◆ **What is expected**: Wherever the word "damage" appears in a line, extract that line.

[Extracted data entries]
==============================
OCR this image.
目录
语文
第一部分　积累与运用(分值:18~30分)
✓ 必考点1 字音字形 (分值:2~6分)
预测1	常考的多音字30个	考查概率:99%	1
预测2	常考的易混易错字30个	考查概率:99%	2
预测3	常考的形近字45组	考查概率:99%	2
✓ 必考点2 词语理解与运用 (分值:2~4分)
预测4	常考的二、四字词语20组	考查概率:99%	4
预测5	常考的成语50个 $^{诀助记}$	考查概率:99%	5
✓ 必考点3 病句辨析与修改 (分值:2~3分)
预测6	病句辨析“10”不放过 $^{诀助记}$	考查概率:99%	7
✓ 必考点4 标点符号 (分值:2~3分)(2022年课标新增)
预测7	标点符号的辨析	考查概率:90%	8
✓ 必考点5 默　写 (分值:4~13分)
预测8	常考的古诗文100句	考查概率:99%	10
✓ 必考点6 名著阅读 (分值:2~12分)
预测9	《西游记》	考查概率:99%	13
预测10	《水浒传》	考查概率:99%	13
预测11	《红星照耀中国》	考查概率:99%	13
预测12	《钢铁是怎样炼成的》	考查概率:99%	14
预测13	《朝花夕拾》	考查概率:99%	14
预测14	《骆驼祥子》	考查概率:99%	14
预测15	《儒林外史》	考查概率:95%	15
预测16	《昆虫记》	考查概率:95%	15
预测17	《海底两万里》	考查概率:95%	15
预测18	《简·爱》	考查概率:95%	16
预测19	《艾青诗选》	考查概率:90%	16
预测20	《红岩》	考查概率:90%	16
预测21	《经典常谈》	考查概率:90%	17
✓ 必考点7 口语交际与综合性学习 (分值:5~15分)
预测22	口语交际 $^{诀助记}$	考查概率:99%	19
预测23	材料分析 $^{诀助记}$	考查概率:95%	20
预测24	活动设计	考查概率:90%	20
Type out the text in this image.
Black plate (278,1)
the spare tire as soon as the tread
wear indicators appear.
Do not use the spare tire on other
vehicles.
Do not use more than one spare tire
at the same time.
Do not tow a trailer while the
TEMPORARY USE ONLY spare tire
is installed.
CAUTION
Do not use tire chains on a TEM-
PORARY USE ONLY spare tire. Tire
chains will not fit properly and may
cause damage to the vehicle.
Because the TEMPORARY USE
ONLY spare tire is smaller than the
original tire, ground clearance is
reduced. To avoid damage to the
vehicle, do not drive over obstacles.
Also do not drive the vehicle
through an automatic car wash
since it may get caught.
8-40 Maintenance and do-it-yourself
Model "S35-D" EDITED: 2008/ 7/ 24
==============================
◆ **Correct result**:
cause damage to the vehicle.
reduced. To avoid damage to the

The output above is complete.